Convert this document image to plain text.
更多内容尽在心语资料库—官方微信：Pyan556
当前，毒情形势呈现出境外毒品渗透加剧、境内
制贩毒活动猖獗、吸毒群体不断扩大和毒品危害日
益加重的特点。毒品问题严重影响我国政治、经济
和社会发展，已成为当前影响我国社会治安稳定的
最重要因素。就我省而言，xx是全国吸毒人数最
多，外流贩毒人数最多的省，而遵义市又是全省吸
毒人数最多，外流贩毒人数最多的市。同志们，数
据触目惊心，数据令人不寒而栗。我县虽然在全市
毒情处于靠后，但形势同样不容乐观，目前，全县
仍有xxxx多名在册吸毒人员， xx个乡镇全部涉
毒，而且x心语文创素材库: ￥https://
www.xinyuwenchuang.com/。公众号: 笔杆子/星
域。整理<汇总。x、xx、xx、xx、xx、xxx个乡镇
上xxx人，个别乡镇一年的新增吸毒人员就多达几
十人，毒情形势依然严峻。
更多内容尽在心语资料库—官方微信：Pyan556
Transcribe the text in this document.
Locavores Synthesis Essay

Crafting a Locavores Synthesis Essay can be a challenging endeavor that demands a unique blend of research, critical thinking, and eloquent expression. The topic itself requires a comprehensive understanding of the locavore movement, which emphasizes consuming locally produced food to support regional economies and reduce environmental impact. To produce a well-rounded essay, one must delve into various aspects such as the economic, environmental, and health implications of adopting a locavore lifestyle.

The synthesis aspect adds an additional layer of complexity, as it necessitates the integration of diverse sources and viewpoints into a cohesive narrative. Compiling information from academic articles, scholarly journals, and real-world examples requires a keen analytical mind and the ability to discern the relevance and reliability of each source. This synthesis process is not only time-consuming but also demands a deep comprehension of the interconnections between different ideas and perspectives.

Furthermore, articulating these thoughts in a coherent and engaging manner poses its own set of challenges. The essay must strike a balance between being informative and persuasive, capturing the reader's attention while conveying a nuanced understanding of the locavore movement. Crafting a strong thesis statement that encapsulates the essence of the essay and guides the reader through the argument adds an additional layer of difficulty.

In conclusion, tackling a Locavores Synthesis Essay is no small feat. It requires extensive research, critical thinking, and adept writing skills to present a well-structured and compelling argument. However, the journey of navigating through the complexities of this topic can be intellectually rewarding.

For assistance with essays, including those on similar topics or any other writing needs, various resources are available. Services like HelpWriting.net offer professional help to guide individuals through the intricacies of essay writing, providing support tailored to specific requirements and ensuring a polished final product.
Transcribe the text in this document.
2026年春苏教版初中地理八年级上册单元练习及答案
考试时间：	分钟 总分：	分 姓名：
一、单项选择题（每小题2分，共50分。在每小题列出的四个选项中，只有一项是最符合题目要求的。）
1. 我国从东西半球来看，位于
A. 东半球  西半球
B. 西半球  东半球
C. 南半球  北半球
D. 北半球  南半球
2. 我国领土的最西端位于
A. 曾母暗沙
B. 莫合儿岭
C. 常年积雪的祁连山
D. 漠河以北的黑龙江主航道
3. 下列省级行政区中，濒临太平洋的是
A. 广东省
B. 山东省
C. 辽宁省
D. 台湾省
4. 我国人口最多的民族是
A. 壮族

● **Do this**
Set out the complete listing exactly as shown.

● **Response to this task**
Convert this document image to plain text.
更多内容尽在心语资料库—官方微信：Pyan556
当前，毒情形势呈现出境外毒品渗透加剧、境内
制贩毒活动猖獗、吸毒群体不断扩大和毒品危害日
益加重的特点。毒品问题严重影响我国政治、经济
和社会发展，已成为当前影响我国社会治安稳定的
最重要因素。就我省而言，xx是全国吸毒人数最
多，外流贩毒人数最多的省，而遵义市又是全省吸
毒人数最多，外流贩毒人数最多的市。同志们，数
据触目惊心，数据令人不寒而栗。我县虽然在全市
毒情处于靠后，但形势同样不容乐观，目前，全县
仍有xxxx多名在册吸毒人员， xx个乡镇全部涉
毒，而且x心语文创素材库: ￥https://
www.xinyuwenchuang.com/。公众号: 笔杆子/星
域。整理<汇总。x、xx、xx、xx、xx、xxx个乡镇
上xxx人，个别乡镇一年的新增吸毒人员就多达几
十人，毒情形势依然严峻。
更多内容尽在心语资料库—官方微信：Pyan556
Transcribe the text in this document.
Locavores Synthesis Essay

Crafting a Locavores Synthesis Essay can be a challenging endeavor that demands a unique blend of research, critical thinking, and eloquent expression. The topic itself requires a comprehensive understanding of the locavore movement, which emphasizes consuming locally produced food to support regional economies and reduce environmental impact. To produce a well-rounded essay, one must delve into various aspects such as the economic, environmental, and health implications of adopting a locavore lifestyle.

The synthesis aspect adds an additional layer of complexity, as it necessitates the integration of diverse sources and viewpoints into a cohesive narrative. Compiling information from academic articles, scholarly journals, and real-world examples requires a keen analytical mind and the ability to discern the relevance and reliability of each source. This synthesis process is not only time-consuming but also demands a deep comprehension of the interconnections between different ideas and perspectives.

Furthermore, articulating these thoughts in a coherent and engaging manner poses its own set of challenges. The essay must strike a balance between being informative and persuasive, capturing the reader's attention while conveying a nuanced understanding of the locavore movement. Crafting a strong thesis statement that encapsulates the essence of the essay and guides the reader through the argument adds an additional layer of difficulty.

In conclusion, tackling a Locavores Synthesis Essay is no small feat. It requires extensive research, critical thinking, and adept writing skills to present a well-structured and compelling argument. However, the journey of navigating through the complexities of this topic can be intellectually rewarding.

For assistance with essays, including those on similar topics or any other writing needs, various resources are available. Services like HelpWriting.net offer professional help to guide individuals through the intricacies of essay writing, providing support tailored to specific requirements and ensuring a polished final product.
Transcribe the text in this document.
2026年春苏教版初中地理八年级上册单元练习及答案
考试时间：	分钟 总分：	分 姓名：
一、单项选择题（每小题2分，共50分。在每小题列出的四个选项中，只有一项是最符合题目要求的。）
1. 我国从东西半球来看，位于
A. 东半球  西半球
B. 西半球  东半球
C. 南半球  北半球
D. 北半球  南半球
2. 我国领土的最西端位于
A. 曾母暗沙
B. 莫合儿岭
C. 常年积雪的祁连山
D. 漠河以北的黑龙江主航道
3. 下列省级行政区中，濒临太平洋的是
A. 广东省
B. 山东省
C. 辽宁省
D. 台湾省
4. 我国人口最多的民族是
A. 壮族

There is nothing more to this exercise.